### [OBJECTIVE]
Restate all of the data exactly.

Dataset excerpts:
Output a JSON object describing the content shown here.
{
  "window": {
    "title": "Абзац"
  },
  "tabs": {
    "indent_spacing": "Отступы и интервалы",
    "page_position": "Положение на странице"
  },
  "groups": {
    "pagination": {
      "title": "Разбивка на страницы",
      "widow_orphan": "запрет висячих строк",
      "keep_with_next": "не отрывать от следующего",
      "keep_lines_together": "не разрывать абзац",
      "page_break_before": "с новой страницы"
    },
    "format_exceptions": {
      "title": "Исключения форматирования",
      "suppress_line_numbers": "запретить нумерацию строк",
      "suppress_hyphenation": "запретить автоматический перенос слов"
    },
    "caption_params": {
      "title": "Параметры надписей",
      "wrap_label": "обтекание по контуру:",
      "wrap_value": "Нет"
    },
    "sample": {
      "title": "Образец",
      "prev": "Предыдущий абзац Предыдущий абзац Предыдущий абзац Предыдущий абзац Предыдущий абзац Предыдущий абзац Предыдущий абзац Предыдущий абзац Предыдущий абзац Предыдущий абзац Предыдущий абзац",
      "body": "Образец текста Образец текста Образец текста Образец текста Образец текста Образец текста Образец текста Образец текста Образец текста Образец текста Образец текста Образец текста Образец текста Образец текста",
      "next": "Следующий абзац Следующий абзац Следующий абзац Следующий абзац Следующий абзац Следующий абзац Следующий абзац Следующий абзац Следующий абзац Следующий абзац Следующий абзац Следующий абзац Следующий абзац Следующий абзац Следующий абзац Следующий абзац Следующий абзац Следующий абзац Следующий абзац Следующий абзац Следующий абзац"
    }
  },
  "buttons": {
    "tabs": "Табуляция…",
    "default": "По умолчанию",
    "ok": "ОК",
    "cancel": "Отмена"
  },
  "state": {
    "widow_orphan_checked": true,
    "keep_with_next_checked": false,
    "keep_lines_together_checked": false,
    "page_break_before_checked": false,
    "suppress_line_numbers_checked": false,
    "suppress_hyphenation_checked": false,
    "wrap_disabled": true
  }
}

### [REPLY TO THE TASK]
Output a JSON object describing the content shown here.
{
  "window": {
    "title": "Абзац"
  },
  "tabs": {
    "indent_spacing": "Отступы и интервалы",
    "page_position": "Положение на странице"
  },
  "groups": {
    "pagination": {
      "title": "Разбивка на страницы",
      "widow_orphan": "запрет висячих строк",
      "keep_with_next": "не отрывать от следующего",
      "keep_lines_together": "не разрывать абзац",
      "page_break_before": "с новой страницы"
    },
    "format_exceptions": {
      "title": "Исключения форматирования",
      "suppress_line_numbers": "запретить нумерацию строк",
      "suppress_hyphenation": "запретить автоматический перенос слов"
    },
    "caption_params": {
      "title": "Параметры надписей",
      "wrap_label": "обтекание по контуру:",
      "wrap_value": "Нет"
    },
    "sample": {
      "title": "Образец",
      "prev": "Предыдущий абзац Предыдущий абзац Предыдущий абзац Предыдущий абзац Предыдущий абзац Предыдущий абзац Предыдущий абзац Предыдущий абзац Предыдущий абзац Предыдущий абзац Предыдущий абзац",
      "body": "Образец текста Образец текста Образец текста Образец текста Образец текста Образец текста Образец текста Образец текста Образец текста Образец текста Образец текста Образец текста Образец текста Образец текста",
      "next": "Следующий абзац Следующий абзац Следующий абзац Следующий абзац Следующий абзац Следующий абзац Следующий абзац Следующий абзац Следующий абзац Следующий абзац Следующий абзац Следующий абзац Следующий абзац Следующий абзац Следующий абзац Следующий абзац Следующий абзац Следующий абзац Следующий абзац Следующий абзац Следующий абзац"
    }
  },
  "buttons": {
    "tabs": "Табуляция…",
    "default": "По умолчанию",
    "ok": "ОК",
    "cancel": "Отмена"
  },
  "state": {
    "widow_orphan_checked": true,
    "keep_with_next_checked": false,
    "keep_lines_together_checked": false,
    "page_break_before_checked": false,
    "suppress_line_numbers_checked": false,
    "suppress_hyphenation_checked": false,
    "wrap_disabled": true
  }
}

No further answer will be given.